## Exercise description
Copy the items below line by line with no changes, leaving out the pictures.

## Input material
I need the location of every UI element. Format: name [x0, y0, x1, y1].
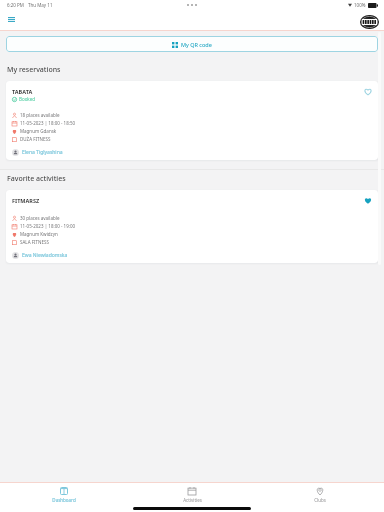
staticText: Elena Tiglyashina [22, 149, 63, 156]
staticText: Ewa Niewiadomska [22, 252, 68, 259]
button[interactable]: Magnum logo [360, 14, 379, 30]
staticText: SALA FITNESS [20, 239, 49, 245]
button[interactable]: Open navigation menu [4, 14, 18, 25]
staticText: Favorite activities [7, 174, 66, 184]
button[interactable]: Favourite [363, 86, 373, 96]
staticText: TABATA [12, 88, 33, 95]
button[interactable]: FITMARSZ [6, 190, 378, 263]
button[interactable]: TABATA [6, 81, 378, 160]
staticText: 18 places available [20, 112, 60, 118]
staticText: 30 places available [20, 215, 60, 221]
staticText: Activities [183, 497, 202, 503]
staticText: Clubs [314, 497, 326, 503]
button[interactable]: Dashboard [0, 484, 128, 503]
button[interactable]: Clubs [256, 484, 384, 503]
staticText: Booked [19, 96, 36, 102]
button[interactable]: My QR code [6, 36, 378, 52]
staticText: Magnum Gdansk [20, 128, 57, 134]
staticText: FITMARSZ [12, 197, 40, 204]
staticText: DUŻA FITNESS [20, 136, 51, 142]
staticText: My reservations [7, 65, 61, 75]
staticText: 11-05-2023 | 18:00 - 19:00 [20, 223, 76, 229]
staticText: Thu May 11 [28, 2, 53, 8]
button[interactable]: Favourite [363, 195, 373, 205]
staticText: 11-05-2023 | 18:00 - 18:50 [20, 120, 76, 126]
staticText: Dashboard [52, 497, 76, 503]
staticText: Magnum Kwidzyn [20, 231, 58, 237]
staticText: 100% [354, 2, 366, 8]
staticText: 6:20 PM [7, 2, 24, 8]
staticText: My QR code [181, 41, 212, 48]
button[interactable]: Activities [128, 484, 256, 503]
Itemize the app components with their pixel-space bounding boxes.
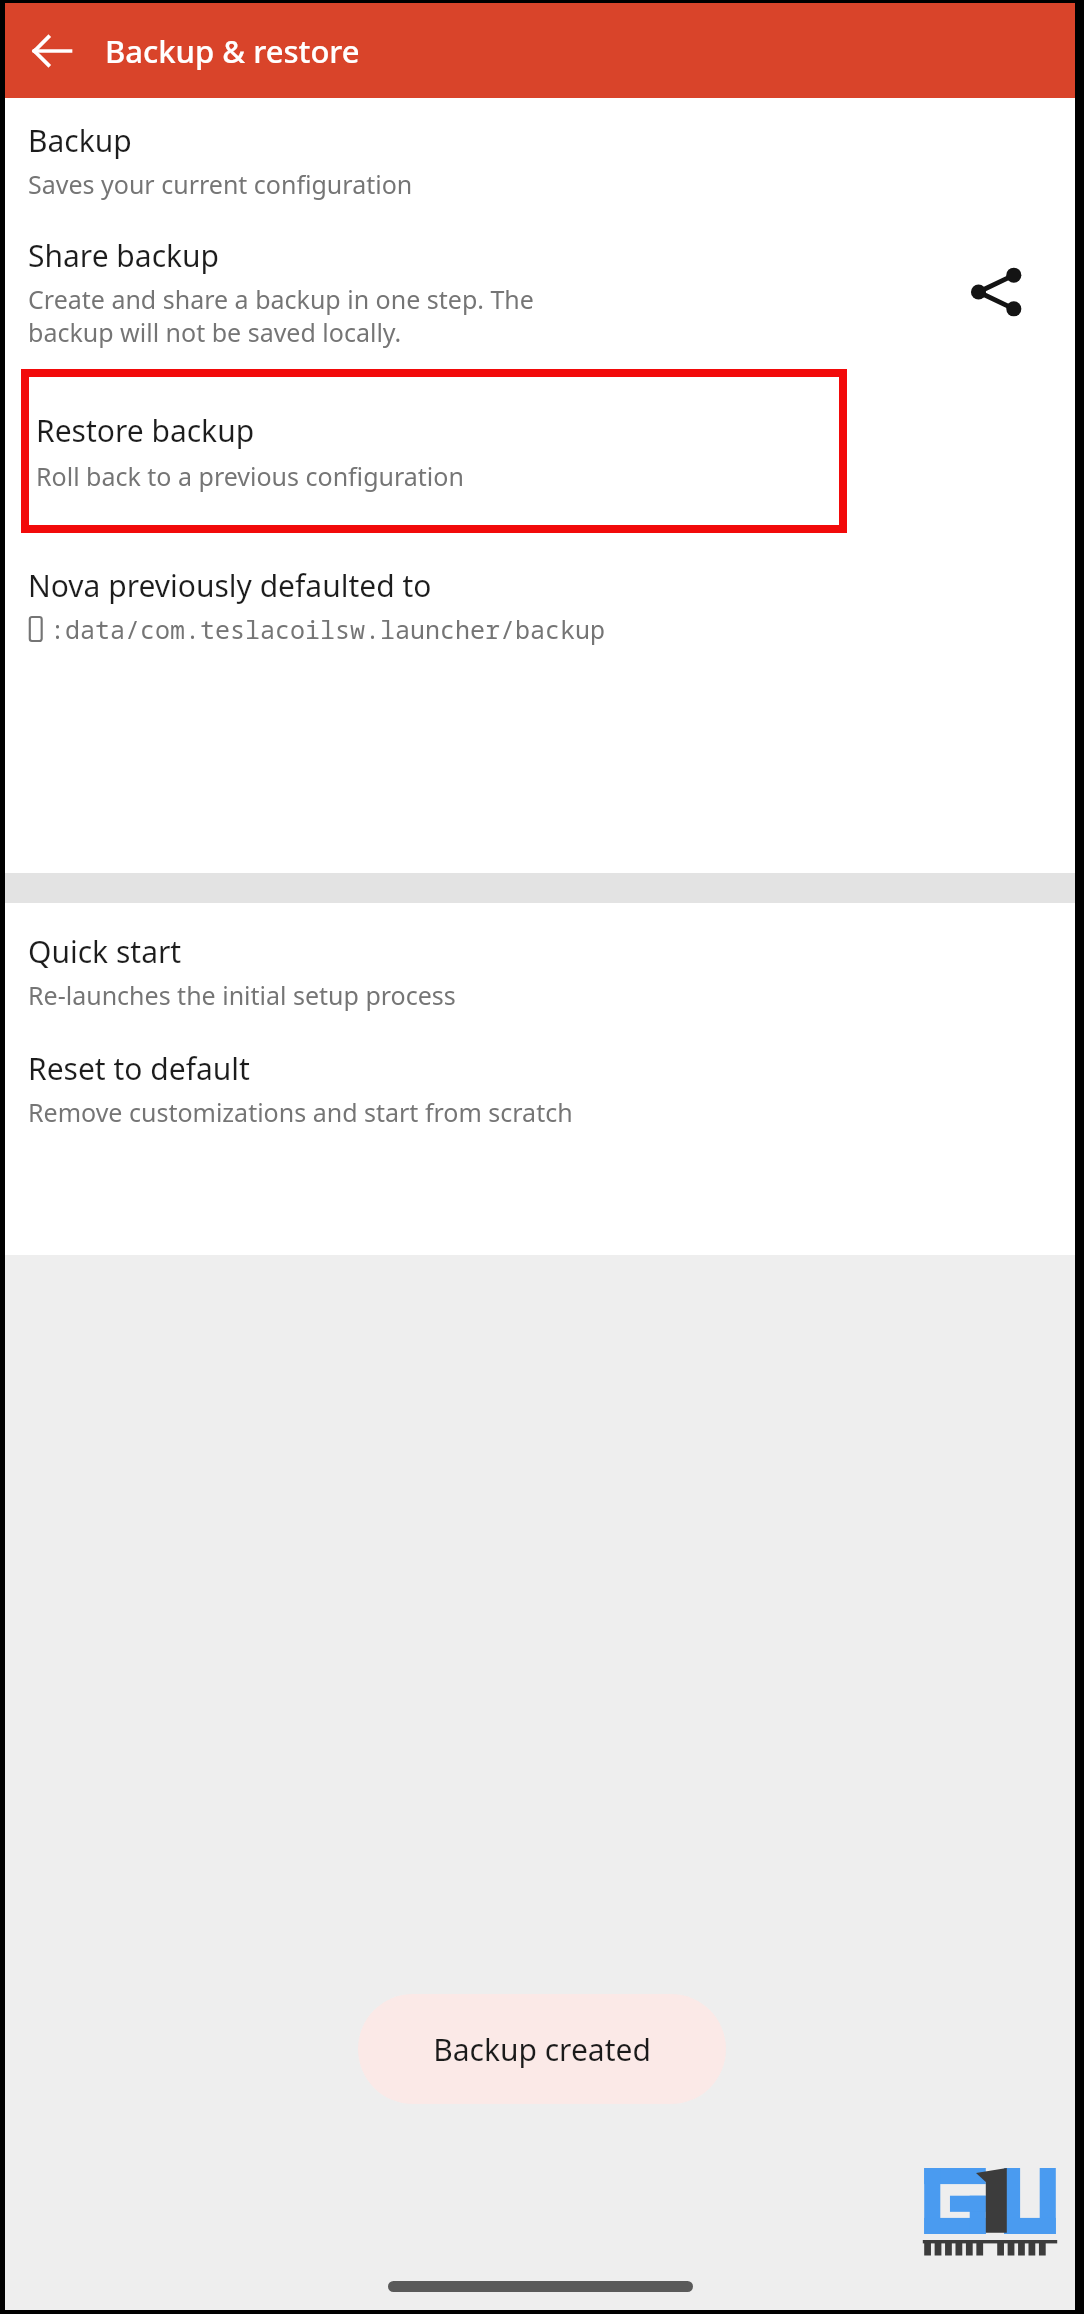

## Answer for this exercise
I need the location of every UI element. Format: name [x0, y0, x1, y1].
staticText: Elena Tiglyashina [22, 149, 63, 156]
staticText: Ewa Niewiadomska [22, 252, 68, 259]
button[interactable]: Magnum logo [360, 14, 379, 30]
staticText: SALA FITNESS [20, 239, 49, 245]
button[interactable]: Open navigation menu [4, 14, 18, 25]
staticText: Favorite activities [7, 174, 66, 184]
button[interactable]: Favourite [363, 86, 373, 96]
staticText: TABATA [12, 88, 33, 95]
button[interactable]: FITMARSZ [6, 190, 378, 263]
button[interactable]: TABATA [6, 81, 378, 160]
staticText: 18 places available [20, 112, 60, 118]
staticText: 30 places available [20, 215, 60, 221]
staticText: Activities [183, 497, 202, 503]
staticText: Clubs [314, 497, 326, 503]
button[interactable]: Dashboard [0, 484, 128, 503]
button[interactable]: Clubs [256, 484, 384, 503]
staticText: Booked [19, 96, 36, 102]
button[interactable]: My QR code [6, 36, 378, 52]
staticText: Magnum Gdansk [20, 128, 57, 134]
staticText: FITMARSZ [12, 197, 40, 204]
staticText: DUŻA FITNESS [20, 136, 51, 142]
staticText: My reservations [7, 65, 61, 75]
staticText: 11-05-2023 | 18:00 - 19:00 [20, 223, 76, 229]
staticText: Thu May 11 [28, 2, 53, 8]
button[interactable]: Favourite [363, 195, 373, 205]
staticText: 11-05-2023 | 18:00 - 18:50 [20, 120, 76, 126]
staticText: Dashboard [52, 497, 76, 503]
staticText: Magnum Kwidzyn [20, 231, 58, 237]
staticText: 100% [354, 2, 366, 8]
staticText: 6:20 PM [7, 2, 24, 8]
staticText: My QR code [181, 41, 212, 48]
button[interactable]: Activities [128, 484, 256, 503]
Itemize the app components with their pixel-space bounding boxes.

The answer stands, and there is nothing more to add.